◆ WHAT YOU NEED TO DO ◆
Only the number is wanted: count the lines that include the word "https".

»»

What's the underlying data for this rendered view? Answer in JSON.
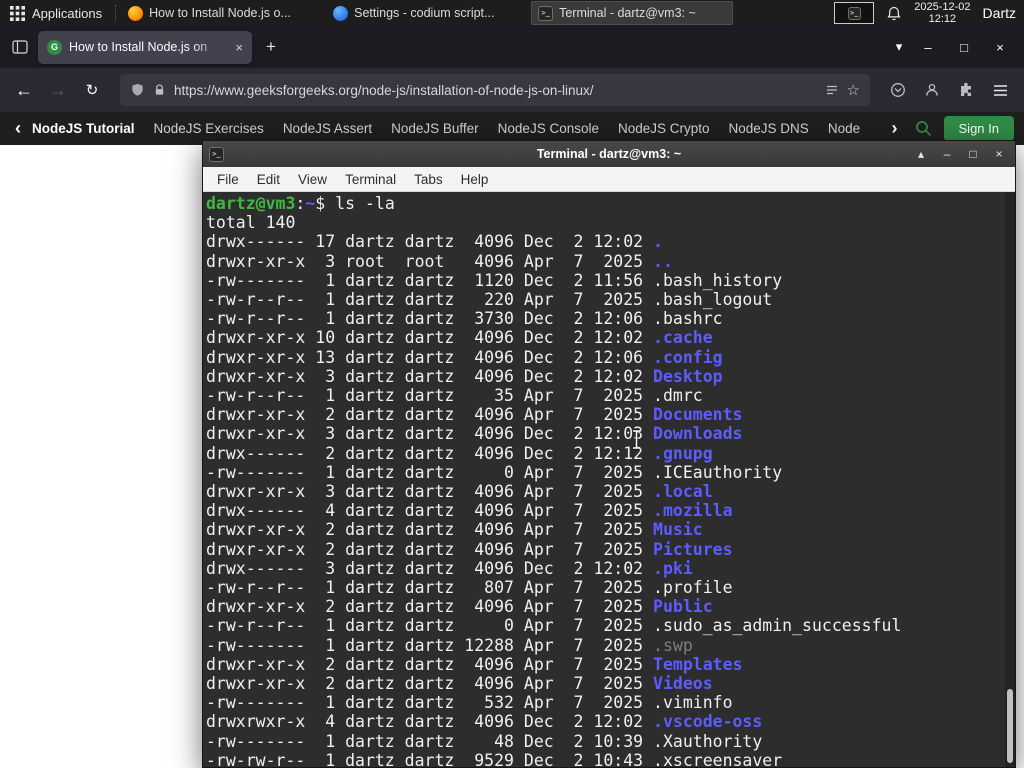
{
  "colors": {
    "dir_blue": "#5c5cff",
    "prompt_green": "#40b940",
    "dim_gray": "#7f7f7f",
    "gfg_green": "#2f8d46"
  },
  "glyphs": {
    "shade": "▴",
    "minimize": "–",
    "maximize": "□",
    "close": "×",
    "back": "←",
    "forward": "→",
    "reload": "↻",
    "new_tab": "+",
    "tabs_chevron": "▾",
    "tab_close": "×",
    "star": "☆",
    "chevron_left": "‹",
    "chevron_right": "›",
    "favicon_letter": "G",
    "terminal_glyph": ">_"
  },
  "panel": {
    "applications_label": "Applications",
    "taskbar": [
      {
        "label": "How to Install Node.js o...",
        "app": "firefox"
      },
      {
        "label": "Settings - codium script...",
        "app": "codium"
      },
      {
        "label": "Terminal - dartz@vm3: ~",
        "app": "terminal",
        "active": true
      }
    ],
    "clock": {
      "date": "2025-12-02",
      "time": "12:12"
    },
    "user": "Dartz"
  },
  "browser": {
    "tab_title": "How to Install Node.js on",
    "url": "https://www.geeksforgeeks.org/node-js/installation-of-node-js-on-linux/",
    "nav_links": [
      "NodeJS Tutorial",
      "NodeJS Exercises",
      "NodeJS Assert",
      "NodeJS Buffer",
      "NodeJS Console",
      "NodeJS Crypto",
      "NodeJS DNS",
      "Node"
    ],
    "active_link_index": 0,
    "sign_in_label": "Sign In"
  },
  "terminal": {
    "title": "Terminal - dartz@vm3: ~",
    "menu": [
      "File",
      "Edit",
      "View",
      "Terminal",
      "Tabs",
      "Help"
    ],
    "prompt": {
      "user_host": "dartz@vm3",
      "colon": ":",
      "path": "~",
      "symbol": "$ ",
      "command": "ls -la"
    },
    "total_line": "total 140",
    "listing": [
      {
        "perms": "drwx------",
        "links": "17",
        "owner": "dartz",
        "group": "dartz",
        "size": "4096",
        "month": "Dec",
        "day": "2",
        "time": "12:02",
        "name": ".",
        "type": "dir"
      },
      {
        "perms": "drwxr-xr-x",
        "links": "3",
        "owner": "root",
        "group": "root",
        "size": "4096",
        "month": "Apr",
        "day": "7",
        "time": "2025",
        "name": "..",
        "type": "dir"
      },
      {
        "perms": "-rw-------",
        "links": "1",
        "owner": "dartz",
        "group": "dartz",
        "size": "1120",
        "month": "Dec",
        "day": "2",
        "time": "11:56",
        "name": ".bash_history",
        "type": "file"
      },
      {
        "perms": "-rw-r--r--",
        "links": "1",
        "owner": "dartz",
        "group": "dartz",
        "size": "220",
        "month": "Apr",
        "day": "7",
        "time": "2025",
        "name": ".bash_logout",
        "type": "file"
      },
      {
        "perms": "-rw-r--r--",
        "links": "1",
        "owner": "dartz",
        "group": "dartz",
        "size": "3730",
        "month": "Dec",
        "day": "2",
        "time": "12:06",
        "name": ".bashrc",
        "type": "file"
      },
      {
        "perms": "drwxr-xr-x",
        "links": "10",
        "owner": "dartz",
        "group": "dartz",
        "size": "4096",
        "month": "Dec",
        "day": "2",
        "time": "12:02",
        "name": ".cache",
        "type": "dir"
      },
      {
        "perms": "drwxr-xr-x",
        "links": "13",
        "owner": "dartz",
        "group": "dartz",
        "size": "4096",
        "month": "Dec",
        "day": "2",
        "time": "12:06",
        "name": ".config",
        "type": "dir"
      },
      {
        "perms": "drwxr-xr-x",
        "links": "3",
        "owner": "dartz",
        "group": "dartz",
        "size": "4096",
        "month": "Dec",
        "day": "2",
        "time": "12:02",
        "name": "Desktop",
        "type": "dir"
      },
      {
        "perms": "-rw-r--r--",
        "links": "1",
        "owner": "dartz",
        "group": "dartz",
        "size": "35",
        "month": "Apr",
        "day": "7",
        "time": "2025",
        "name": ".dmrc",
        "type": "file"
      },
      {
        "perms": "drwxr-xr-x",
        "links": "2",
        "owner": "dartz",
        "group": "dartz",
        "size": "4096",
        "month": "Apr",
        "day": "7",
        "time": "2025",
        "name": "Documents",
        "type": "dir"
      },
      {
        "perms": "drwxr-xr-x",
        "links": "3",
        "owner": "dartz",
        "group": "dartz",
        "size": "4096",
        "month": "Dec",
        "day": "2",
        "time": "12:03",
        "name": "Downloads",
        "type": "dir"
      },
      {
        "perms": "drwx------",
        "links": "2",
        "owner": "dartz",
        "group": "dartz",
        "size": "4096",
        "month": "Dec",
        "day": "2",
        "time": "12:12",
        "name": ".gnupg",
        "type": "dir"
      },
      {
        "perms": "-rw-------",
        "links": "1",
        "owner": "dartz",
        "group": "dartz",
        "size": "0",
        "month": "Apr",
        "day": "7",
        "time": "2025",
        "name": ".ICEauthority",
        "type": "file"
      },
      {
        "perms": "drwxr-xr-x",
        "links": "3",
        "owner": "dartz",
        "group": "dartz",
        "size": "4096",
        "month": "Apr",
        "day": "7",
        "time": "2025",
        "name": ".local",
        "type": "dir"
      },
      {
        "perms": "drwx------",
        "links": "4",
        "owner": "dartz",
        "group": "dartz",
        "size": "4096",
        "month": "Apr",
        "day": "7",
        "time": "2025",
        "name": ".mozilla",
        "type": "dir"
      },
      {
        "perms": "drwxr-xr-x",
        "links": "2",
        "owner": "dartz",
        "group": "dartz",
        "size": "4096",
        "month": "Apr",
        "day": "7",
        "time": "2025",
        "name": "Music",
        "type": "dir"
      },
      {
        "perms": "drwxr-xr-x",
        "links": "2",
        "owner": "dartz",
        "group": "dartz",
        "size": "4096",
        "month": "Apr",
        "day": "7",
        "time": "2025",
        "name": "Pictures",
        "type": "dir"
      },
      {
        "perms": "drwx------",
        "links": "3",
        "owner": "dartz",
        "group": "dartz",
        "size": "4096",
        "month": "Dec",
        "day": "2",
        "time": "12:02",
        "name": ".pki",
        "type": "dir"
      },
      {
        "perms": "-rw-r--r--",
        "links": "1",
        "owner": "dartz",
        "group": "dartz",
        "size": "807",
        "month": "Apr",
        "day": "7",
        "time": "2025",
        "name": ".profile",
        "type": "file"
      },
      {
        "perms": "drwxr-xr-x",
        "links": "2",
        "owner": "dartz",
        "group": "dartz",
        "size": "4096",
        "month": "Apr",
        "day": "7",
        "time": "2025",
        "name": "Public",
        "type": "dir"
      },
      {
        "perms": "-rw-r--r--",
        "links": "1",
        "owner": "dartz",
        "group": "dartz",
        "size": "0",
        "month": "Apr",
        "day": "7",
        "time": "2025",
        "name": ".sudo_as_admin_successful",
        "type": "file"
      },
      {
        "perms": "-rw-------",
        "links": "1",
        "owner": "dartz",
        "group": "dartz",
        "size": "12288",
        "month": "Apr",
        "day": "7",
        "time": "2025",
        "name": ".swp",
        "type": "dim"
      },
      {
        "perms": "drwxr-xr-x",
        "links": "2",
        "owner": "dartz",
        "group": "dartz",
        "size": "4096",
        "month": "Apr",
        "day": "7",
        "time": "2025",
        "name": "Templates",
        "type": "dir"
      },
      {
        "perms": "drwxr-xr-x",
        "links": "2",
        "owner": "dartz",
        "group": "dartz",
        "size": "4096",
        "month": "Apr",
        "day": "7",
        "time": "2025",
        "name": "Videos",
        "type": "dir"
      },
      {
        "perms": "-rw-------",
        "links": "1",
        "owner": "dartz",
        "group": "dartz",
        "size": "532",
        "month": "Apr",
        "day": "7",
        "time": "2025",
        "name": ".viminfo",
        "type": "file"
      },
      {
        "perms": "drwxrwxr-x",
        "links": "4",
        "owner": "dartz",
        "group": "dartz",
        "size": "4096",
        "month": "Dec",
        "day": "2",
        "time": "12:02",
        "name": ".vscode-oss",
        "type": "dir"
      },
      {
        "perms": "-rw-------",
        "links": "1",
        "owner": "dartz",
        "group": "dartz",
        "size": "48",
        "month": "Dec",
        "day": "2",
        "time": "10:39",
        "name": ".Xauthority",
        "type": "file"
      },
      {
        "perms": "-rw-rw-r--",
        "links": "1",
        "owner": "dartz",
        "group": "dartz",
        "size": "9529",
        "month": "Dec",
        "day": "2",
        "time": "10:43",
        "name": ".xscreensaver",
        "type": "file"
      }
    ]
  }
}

««
»»

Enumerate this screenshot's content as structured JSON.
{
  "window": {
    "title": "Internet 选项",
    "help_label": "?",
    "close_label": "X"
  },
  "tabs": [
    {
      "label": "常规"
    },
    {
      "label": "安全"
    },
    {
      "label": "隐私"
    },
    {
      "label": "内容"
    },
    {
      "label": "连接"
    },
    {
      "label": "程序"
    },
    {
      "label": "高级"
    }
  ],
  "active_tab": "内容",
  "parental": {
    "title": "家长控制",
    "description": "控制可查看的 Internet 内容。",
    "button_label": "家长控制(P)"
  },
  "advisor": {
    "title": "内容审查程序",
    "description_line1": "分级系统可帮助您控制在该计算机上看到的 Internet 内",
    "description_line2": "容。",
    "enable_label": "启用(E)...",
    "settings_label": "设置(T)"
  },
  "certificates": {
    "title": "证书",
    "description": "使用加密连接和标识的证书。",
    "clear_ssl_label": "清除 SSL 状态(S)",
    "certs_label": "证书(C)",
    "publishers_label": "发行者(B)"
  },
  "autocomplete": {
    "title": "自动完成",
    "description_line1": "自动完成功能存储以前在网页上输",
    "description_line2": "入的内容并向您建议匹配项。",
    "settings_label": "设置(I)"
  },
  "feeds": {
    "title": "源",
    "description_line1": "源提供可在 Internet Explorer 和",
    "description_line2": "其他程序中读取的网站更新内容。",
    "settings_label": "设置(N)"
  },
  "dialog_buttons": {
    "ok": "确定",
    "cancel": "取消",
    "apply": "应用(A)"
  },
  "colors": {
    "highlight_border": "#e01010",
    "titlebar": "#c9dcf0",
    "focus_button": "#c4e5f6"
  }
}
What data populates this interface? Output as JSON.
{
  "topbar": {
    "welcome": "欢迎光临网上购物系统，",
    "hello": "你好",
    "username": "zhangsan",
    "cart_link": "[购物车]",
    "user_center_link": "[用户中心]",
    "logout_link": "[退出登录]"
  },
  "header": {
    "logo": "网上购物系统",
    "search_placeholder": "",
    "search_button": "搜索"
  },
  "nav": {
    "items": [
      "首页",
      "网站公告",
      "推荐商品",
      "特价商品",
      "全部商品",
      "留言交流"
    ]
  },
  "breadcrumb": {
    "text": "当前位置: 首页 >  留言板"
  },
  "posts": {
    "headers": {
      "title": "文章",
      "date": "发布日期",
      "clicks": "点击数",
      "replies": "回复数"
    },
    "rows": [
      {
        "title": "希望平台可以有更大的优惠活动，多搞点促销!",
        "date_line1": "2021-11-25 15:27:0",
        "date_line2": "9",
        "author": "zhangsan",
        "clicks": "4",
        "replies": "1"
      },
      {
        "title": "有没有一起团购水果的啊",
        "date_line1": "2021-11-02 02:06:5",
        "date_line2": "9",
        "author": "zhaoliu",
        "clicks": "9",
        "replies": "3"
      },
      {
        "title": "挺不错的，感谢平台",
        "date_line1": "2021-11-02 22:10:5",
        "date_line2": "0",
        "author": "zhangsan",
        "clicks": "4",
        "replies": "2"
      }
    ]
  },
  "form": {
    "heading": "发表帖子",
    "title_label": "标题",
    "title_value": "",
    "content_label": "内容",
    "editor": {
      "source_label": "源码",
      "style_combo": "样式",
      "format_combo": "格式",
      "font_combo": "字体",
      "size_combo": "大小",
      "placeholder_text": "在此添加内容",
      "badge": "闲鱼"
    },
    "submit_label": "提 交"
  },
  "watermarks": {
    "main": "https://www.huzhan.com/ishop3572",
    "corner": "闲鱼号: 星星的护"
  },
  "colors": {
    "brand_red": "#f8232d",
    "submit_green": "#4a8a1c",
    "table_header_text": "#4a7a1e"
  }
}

««
»»

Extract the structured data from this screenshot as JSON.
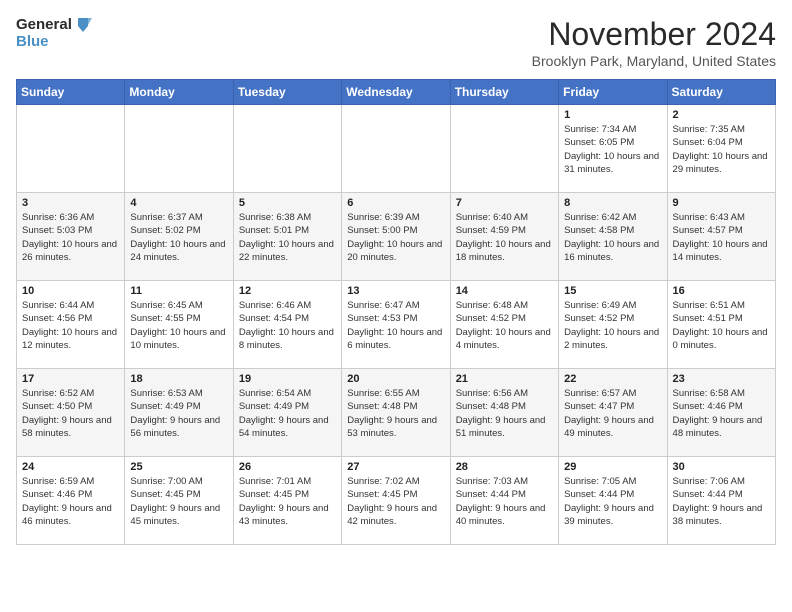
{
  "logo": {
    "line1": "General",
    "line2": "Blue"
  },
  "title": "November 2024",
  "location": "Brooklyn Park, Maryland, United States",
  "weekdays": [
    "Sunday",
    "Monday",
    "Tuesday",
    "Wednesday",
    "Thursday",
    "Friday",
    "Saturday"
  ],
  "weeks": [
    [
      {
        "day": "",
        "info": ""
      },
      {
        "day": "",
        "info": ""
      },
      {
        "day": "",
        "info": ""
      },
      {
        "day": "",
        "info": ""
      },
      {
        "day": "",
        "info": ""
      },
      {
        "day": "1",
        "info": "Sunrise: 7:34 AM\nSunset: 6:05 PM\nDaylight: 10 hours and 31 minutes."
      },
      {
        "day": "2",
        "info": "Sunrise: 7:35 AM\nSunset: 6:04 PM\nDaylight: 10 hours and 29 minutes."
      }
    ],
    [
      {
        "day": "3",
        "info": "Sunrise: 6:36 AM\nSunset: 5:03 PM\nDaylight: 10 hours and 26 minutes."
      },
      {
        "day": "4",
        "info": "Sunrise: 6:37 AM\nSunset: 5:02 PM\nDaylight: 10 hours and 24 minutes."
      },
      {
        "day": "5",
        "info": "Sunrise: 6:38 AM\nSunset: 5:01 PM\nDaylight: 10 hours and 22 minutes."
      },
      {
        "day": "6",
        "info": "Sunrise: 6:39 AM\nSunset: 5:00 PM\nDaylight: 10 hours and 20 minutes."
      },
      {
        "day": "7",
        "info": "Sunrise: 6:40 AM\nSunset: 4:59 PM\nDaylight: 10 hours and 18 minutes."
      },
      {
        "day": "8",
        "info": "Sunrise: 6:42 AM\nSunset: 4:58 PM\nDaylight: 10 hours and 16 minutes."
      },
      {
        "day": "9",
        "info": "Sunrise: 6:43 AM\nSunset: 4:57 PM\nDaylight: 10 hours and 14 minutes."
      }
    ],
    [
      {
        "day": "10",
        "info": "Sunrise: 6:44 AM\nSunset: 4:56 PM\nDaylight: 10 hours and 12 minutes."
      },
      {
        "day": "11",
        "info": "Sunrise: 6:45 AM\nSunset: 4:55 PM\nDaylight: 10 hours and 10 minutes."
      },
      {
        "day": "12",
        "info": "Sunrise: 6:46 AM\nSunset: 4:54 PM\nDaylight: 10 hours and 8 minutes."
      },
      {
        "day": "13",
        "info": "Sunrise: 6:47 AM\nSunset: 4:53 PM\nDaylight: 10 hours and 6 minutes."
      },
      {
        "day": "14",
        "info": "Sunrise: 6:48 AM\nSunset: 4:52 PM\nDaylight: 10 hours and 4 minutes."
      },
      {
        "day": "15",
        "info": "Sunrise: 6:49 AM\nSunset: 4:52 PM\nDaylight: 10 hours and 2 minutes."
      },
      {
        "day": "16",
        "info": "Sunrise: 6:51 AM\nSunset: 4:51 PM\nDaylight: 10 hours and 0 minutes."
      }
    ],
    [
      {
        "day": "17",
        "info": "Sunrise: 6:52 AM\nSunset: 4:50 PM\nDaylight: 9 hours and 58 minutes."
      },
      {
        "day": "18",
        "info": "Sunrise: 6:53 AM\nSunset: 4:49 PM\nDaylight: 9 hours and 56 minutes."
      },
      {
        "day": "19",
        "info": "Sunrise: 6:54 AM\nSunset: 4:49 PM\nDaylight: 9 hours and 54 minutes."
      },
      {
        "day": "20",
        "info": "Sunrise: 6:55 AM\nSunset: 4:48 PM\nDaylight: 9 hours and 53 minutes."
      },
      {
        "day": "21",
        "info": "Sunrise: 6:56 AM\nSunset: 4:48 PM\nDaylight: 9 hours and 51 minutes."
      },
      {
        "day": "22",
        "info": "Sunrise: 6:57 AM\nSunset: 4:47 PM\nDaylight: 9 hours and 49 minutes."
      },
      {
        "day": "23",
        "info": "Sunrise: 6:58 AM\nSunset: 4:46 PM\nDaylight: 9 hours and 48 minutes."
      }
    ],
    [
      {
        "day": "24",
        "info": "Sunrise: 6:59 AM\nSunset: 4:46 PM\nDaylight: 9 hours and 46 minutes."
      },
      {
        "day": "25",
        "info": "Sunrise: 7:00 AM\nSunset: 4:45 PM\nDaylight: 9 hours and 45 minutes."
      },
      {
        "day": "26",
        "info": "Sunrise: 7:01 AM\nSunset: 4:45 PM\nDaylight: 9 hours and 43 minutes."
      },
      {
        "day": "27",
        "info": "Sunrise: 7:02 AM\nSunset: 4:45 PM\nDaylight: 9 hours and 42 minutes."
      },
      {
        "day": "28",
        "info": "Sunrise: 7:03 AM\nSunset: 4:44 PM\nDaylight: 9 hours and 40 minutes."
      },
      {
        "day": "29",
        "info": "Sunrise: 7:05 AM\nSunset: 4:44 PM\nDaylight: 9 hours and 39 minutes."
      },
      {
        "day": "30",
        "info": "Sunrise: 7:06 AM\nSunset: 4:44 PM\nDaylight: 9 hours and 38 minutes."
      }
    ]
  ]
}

««

◆ COMPLETE OUTPUT ◆
2